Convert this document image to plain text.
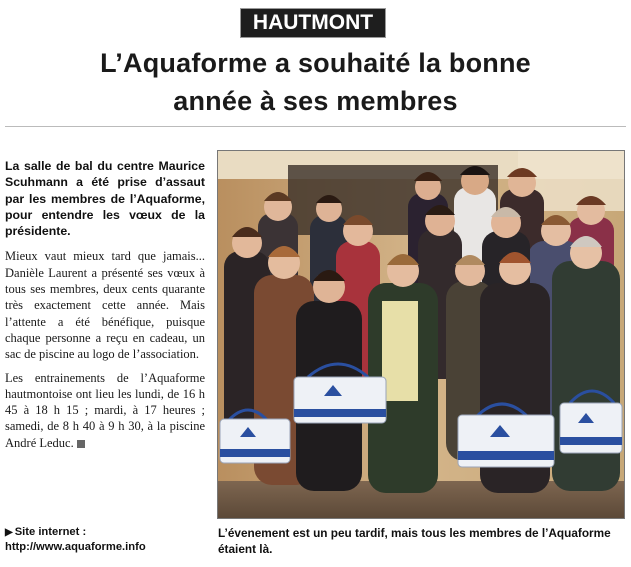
HAUTMONT
L’Aquaforme a souhaité la bonne
année à ses membres

La salle de bal du centre Maurice Scuhmann a été prise d’assaut par les membres de l’Aquaforme, pour entendre les vœux de la présidente.

Mieux vaut mieux tard que jamais... Danièle Laurent a présenté ses vœux à tous ses membres, deux cents quarante très exactement cette année. Mais l’attente a été bénéfique, puisque chaque personne a reçu en cadeau, un sac de piscine au logo de l’association.

Les entrainements de l’Aquaforme hautmontoise ont lieu les lundi, de 16 h 45 à 18 h 15 ; mardi, à 17 heures ; samedi, de 8 h 40 à 9 h 30, à la piscine André Leduc.

▶ Site internet : http://www.aquaforme.info

L’évenement est un peu tardif, mais tous les membres de l’Aquaforme étaient là.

**Task details**
Pick out each line in the material containing "tous".

**Written answer**
Mieux vaut mieux tard que jamais... Danièle Laurent a présenté ses vœux à tous ses membres, deux cents quarante très exactement cette année. Mais l’attente a été bénéfique, puisque chaque personne a reçu en cadeau, un sac de piscine au logo de l’association.
L’évenement est un peu tardif, mais tous les membres de l’Aquaforme étaient là.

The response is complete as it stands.